## WHAT YOU HAVE TO DO
Pictures aside, repeat every entry exactly.

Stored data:
◇ ◇ ◇ ◇ ◇

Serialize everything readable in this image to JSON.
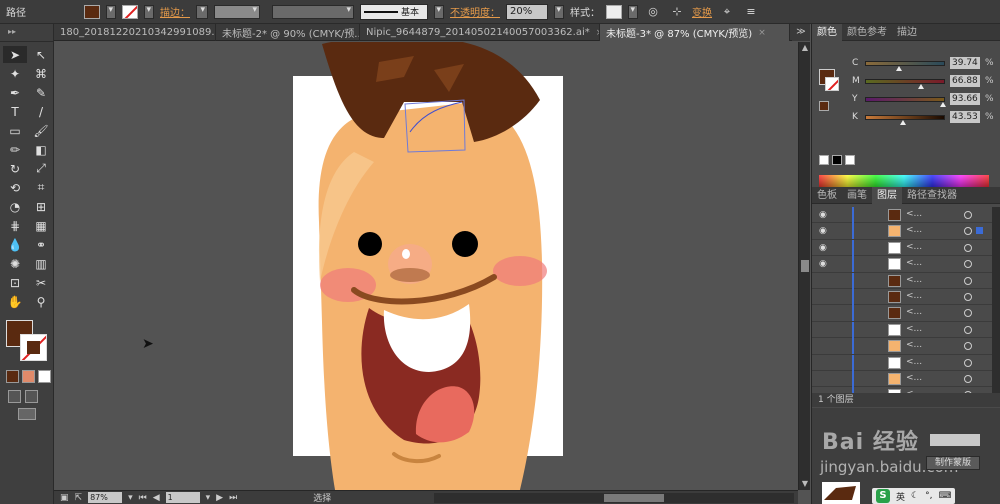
{
  "control_bar": {
    "object_type": "路径",
    "fill_color": "#5a2a10",
    "stroke_label": "描边：",
    "stroke_profile": "基本",
    "opacity_label": "不透明度：",
    "opacity_value": "20%",
    "style_label": "样式：",
    "transform_label": "变换"
  },
  "tabs": [
    {
      "label": "180_20181220210342991089.ai*",
      "active": false
    },
    {
      "label": "未标题-2* @ 90% (CMYK/预...",
      "active": false
    },
    {
      "label": "Nipic_9644879_20140502140057003362.ai*",
      "active": false
    },
    {
      "label": "未标题-3* @ 87% (CMYK/预览)",
      "active": true
    }
  ],
  "tab_close": "×",
  "tab_arrows": "≫",
  "tools": [
    "selection-tool",
    "direct-selection-tool",
    "magic-wand-tool",
    "lasso-tool",
    "pen-tool",
    "curvature-tool",
    "type-tool",
    "line-tool",
    "rectangle-tool",
    "paintbrush-tool",
    "pencil-tool",
    "eraser-tool",
    "rotate-tool",
    "scale-tool",
    "width-tool",
    "free-transform-tool",
    "shape-builder-tool",
    "perspective-grid-tool",
    "mesh-tool",
    "gradient-tool",
    "eyedropper-tool",
    "blend-tool",
    "symbol-sprayer-tool",
    "column-graph-tool",
    "artboard-tool",
    "slice-tool",
    "hand-tool",
    "zoom-tool"
  ],
  "tool_glyphs": [
    "➤",
    "↖",
    "✦",
    "⌘",
    "✒",
    "✎",
    "T",
    "/",
    "▭",
    "🖌",
    "✏",
    "◧",
    "↻",
    "⤢",
    "⟲",
    "⌗",
    "◔",
    "⊞",
    "⋕",
    "▦",
    "💧",
    "⚭",
    "✺",
    "▥",
    "⊡",
    "✂",
    "✋",
    "⚲"
  ],
  "color_panel": {
    "tabs": [
      "颜色",
      "颜色参考",
      "描边"
    ],
    "fill_color": "#5a2a10",
    "channels": [
      {
        "name": "C",
        "value": "39.74",
        "color": "#5a2a10"
      },
      {
        "name": "M",
        "value": "66.88",
        "color": "#5a2a10"
      },
      {
        "name": "Y",
        "value": "93.66",
        "color": "#5a2a10"
      },
      {
        "name": "K",
        "value": "43.53",
        "color": "#5a2a10"
      }
    ],
    "percent": "%"
  },
  "layers_panel": {
    "tabs": [
      "色板",
      "画笔",
      "图层",
      "路径查找器"
    ],
    "rows": [
      "<...",
      "<...",
      "<...",
      "<...",
      "<...",
      "<...",
      "<...",
      "<...",
      "<...",
      "<...",
      "<...",
      "<..."
    ],
    "footer": "1 个图层"
  },
  "bottom_panel": {
    "watermark_brand": "Bai 经验",
    "watermark_url": "jingyan.baidu.com",
    "make_button": "制作蒙版",
    "ime_label": "英"
  },
  "status_bar": {
    "zoom": "87%",
    "page": "1",
    "selection_label": "选择"
  }
}
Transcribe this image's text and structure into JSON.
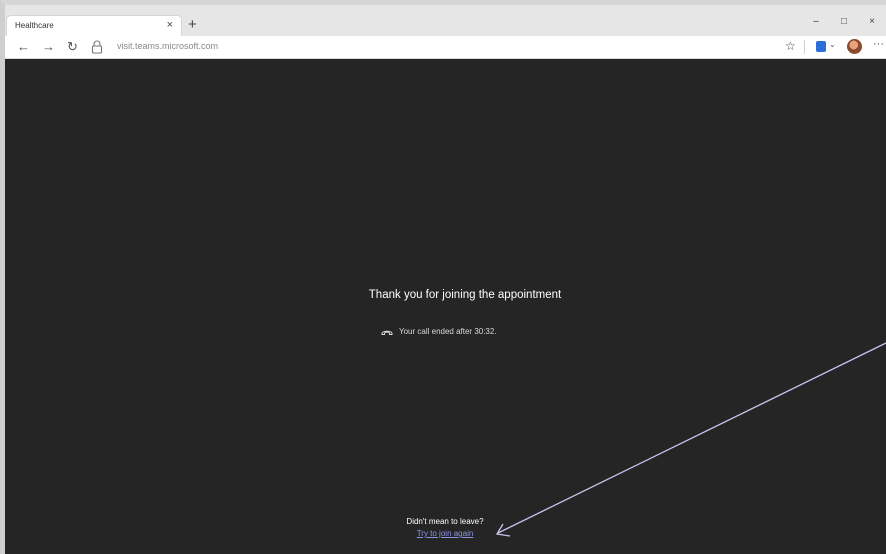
{
  "browser": {
    "tab_title": "Healthcare",
    "tab_close": "×",
    "new_tab": "+",
    "window_controls": [
      "–",
      "□",
      "×"
    ],
    "address": "visit.teams.microsoft.com",
    "icons": {
      "back": "←",
      "forward": "→",
      "refresh": "↻",
      "favorite": "☆",
      "more": "···",
      "dropdown": "⌄"
    }
  },
  "page": {
    "heading": "Thank you for joining the appointment",
    "call_status": "Your call ended after 30:32.",
    "leave_question": "Didn't mean to leave?",
    "rejoin_link": "Try to join again"
  },
  "colors": {
    "content_bg": "#262525",
    "link": "#8e94e8",
    "annotation_arrow": "#c9c3f0"
  }
}
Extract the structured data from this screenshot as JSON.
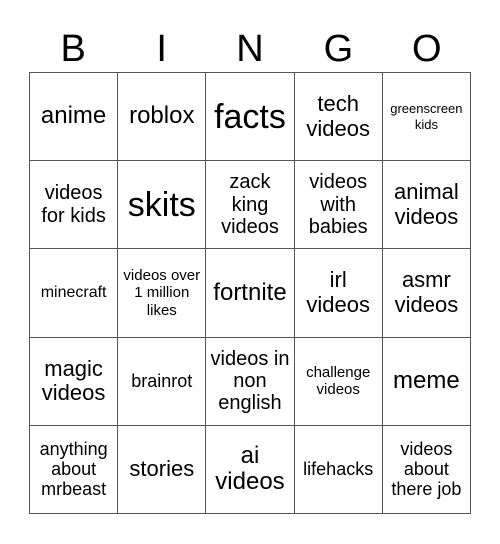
{
  "header": {
    "letters": [
      "B",
      "I",
      "N",
      "G",
      "O"
    ]
  },
  "card": {
    "rows": [
      [
        "anime",
        "roblox",
        "facts",
        "tech videos",
        "greenscreen kids"
      ],
      [
        "videos for kids",
        "skits",
        "zack king videos",
        "videos with babies",
        "animal videos"
      ],
      [
        "minecraft",
        "videos over 1 million likes",
        "fortnite",
        "irl videos",
        "asmr videos"
      ],
      [
        "magic videos",
        "brainrot",
        "videos in non english",
        "challenge videos",
        "meme"
      ],
      [
        "anything about mrbeast",
        "stories",
        "ai videos",
        "lifehacks",
        "videos about there job"
      ]
    ]
  }
}
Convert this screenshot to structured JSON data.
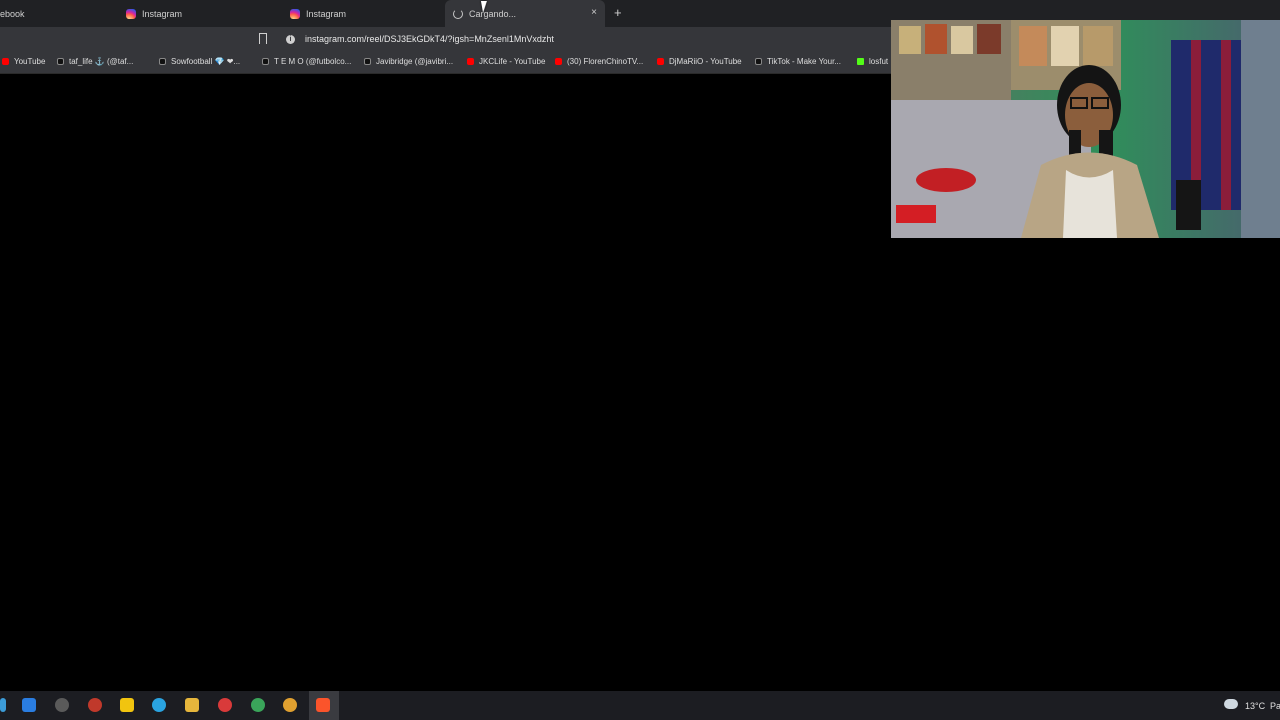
{
  "tabs": [
    {
      "label": "ebook"
    },
    {
      "label": "Instagram"
    },
    {
      "label": "Instagram"
    },
    {
      "label": "Cargando..."
    }
  ],
  "tab_close_glyph": "×",
  "new_tab_glyph": "+",
  "address_bar": {
    "url": "instagram.com/reel/DSJ3EkGDkT4/?igsh=MnZsenl1MnVxdzht"
  },
  "bookmarks": [
    {
      "label": "YouTube",
      "icon": "youtube-icon"
    },
    {
      "label": "taf_life ⚓ (@taf...",
      "icon": "tiktok-icon"
    },
    {
      "label": "Sowfootball 💎 ❤...",
      "icon": "tiktok-icon"
    },
    {
      "label": "T E M O (@futbolco...",
      "icon": "tiktok-icon"
    },
    {
      "label": "Javibridge (@javibri...",
      "icon": "tiktok-icon"
    },
    {
      "label": "JKCLife - YouTube",
      "icon": "youtube-icon"
    },
    {
      "label": "(30) FlorenChinoTV...",
      "icon": "youtube-icon"
    },
    {
      "label": "DjMaRiiO - YouTube",
      "icon": "youtube-icon"
    },
    {
      "label": "TikTok - Make Your...",
      "icon": "tiktok-icon"
    },
    {
      "label": "losfut",
      "icon": "kick-icon"
    }
  ],
  "system_tray": {
    "weather": "13°C",
    "weather_suffix": "Pa"
  },
  "colors": {
    "tab_bar": "#202124",
    "toolbar": "#35363a",
    "page": "#000000",
    "taskbar": "#1c1d22"
  }
}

◇ ◇ ◇ ◇ ◇

## SOLUTION FOR THIS PROBLEM
Serialize everything readable in this image to JSON.
{
  "control_bar": {
    "object_type": "路径",
    "fill_color": "#5a2a10",
    "stroke_label": "描边：",
    "stroke_profile": "基本",
    "opacity_label": "不透明度：",
    "opacity_value": "20%",
    "style_label": "样式：",
    "transform_label": "变换"
  },
  "tabs": [
    {
      "label": "180_20181220210342991089.ai*",
      "active": false
    },
    {
      "label": "未标题-2* @ 90% (CMYK/预...",
      "active": false
    },
    {
      "label": "Nipic_9644879_20140502140057003362.ai*",
      "active": false
    },
    {
      "label": "未标题-3* @ 87% (CMYK/预览)",
      "active": true
    }
  ],
  "tab_close": "×",
  "tab_arrows": "≫",
  "tools": [
    "selection-tool",
    "direct-selection-tool",
    "magic-wand-tool",
    "lasso-tool",
    "pen-tool",
    "curvature-tool",
    "type-tool",
    "line-tool",
    "rectangle-tool",
    "paintbrush-tool",
    "pencil-tool",
    "eraser-tool",
    "rotate-tool",
    "scale-tool",
    "width-tool",
    "free-transform-tool",
    "shape-builder-tool",
    "perspective-grid-tool",
    "mesh-tool",
    "gradient-tool",
    "eyedropper-tool",
    "blend-tool",
    "symbol-sprayer-tool",
    "column-graph-tool",
    "artboard-tool",
    "slice-tool",
    "hand-tool",
    "zoom-tool"
  ],
  "tool_glyphs": [
    "➤",
    "↖",
    "✦",
    "⌘",
    "✒",
    "✎",
    "T",
    "/",
    "▭",
    "🖌",
    "✏",
    "◧",
    "↻",
    "⤢",
    "⟲",
    "⌗",
    "◔",
    "⊞",
    "⋕",
    "▦",
    "💧",
    "⚭",
    "✺",
    "▥",
    "⊡",
    "✂",
    "✋",
    "⚲"
  ],
  "color_panel": {
    "tabs": [
      "颜色",
      "颜色参考",
      "描边"
    ],
    "fill_color": "#5a2a10",
    "channels": [
      {
        "name": "C",
        "value": "39.74",
        "color": "#5a2a10"
      },
      {
        "name": "M",
        "value": "66.88",
        "color": "#5a2a10"
      },
      {
        "name": "Y",
        "value": "93.66",
        "color": "#5a2a10"
      },
      {
        "name": "K",
        "value": "43.53",
        "color": "#5a2a10"
      }
    ],
    "percent": "%"
  },
  "layers_panel": {
    "tabs": [
      "色板",
      "画笔",
      "图层",
      "路径查找器"
    ],
    "rows": [
      "<...",
      "<...",
      "<...",
      "<...",
      "<...",
      "<...",
      "<...",
      "<...",
      "<...",
      "<...",
      "<...",
      "<..."
    ],
    "footer": "1 个图层"
  },
  "bottom_panel": {
    "watermark_brand": "Bai 经验",
    "watermark_url": "jingyan.baidu.com",
    "make_button": "制作蒙版",
    "ime_label": "英"
  },
  "status_bar": {
    "zoom": "87%",
    "page": "1",
    "selection_label": "选择"
  }
}
Transcribe this image's text and structure into JSON.
{
  "browser": {
    "tab_title": "Healthcare",
    "tab_close": "×",
    "new_tab": "+",
    "window_controls": [
      "–",
      "□",
      "×"
    ],
    "address": "visit.teams.microsoft.com",
    "icons": {
      "back": "←",
      "forward": "→",
      "refresh": "↻",
      "favorite": "☆",
      "more": "···",
      "dropdown": "⌄"
    }
  },
  "page": {
    "heading": "Thank you for joining the appointment",
    "call_status": "Your call ended after 30:32.",
    "leave_question": "Didn't mean to leave?",
    "rejoin_link": "Try to join again"
  },
  "colors": {
    "content_bg": "#262525",
    "link": "#8e94e8",
    "annotation_arrow": "#c9c3f0"
  }
}
Extract the structured data from this screenshot as JSON.
{
  "header": {
    "letters": [
      "B",
      "I",
      "N",
      "G",
      "O"
    ]
  },
  "card": {
    "rows": [
      [
        "anime",
        "roblox",
        "facts",
        "tech videos",
        "greenscreen kids"
      ],
      [
        "videos for kids",
        "skits",
        "zack king videos",
        "videos with babies",
        "animal videos"
      ],
      [
        "minecraft",
        "videos over 1 million likes",
        "fortnite",
        "irl videos",
        "asmr videos"
      ],
      [
        "magic videos",
        "brainrot",
        "videos in non english",
        "challenge videos",
        "meme"
      ],
      [
        "anything about mrbeast",
        "stories",
        "ai videos",
        "lifehacks",
        "videos about there job"
      ]
    ]
  }
}
Convert this screenshot to structured JSON data.
{
  "tabs": [
    {
      "label": "ebook"
    },
    {
      "label": "Instagram"
    },
    {
      "label": "Instagram"
    },
    {
      "label": "Cargando..."
    }
  ],
  "tab_close_glyph": "×",
  "new_tab_glyph": "+",
  "address_bar": {
    "url": "instagram.com/reel/DSJ3EkGDkT4/?igsh=MnZsenl1MnVxdzht"
  },
  "bookmarks": [
    {
      "label": "YouTube",
      "icon": "youtube-icon"
    },
    {
      "label": "taf_life ⚓ (@taf...",
      "icon": "tiktok-icon"
    },
    {
      "label": "Sowfootball 💎 ❤...",
      "icon": "tiktok-icon"
    },
    {
      "label": "T E M O (@futbolco...",
      "icon": "tiktok-icon"
    },
    {
      "label": "Javibridge (@javibri...",
      "icon": "tiktok-icon"
    },
    {
      "label": "JKCLife - YouTube",
      "icon": "youtube-icon"
    },
    {
      "label": "(30) FlorenChinoTV...",
      "icon": "youtube-icon"
    },
    {
      "label": "DjMaRiiO - YouTube",
      "icon": "youtube-icon"
    },
    {
      "label": "TikTok - Make Your...",
      "icon": "tiktok-icon"
    },
    {
      "label": "losfut",
      "icon": "kick-icon"
    }
  ],
  "system_tray": {
    "weather": "13°C",
    "weather_suffix": "Pa"
  },
  "colors": {
    "tab_bar": "#202124",
    "toolbar": "#35363a",
    "page": "#000000",
    "taskbar": "#1c1d22"
  }
}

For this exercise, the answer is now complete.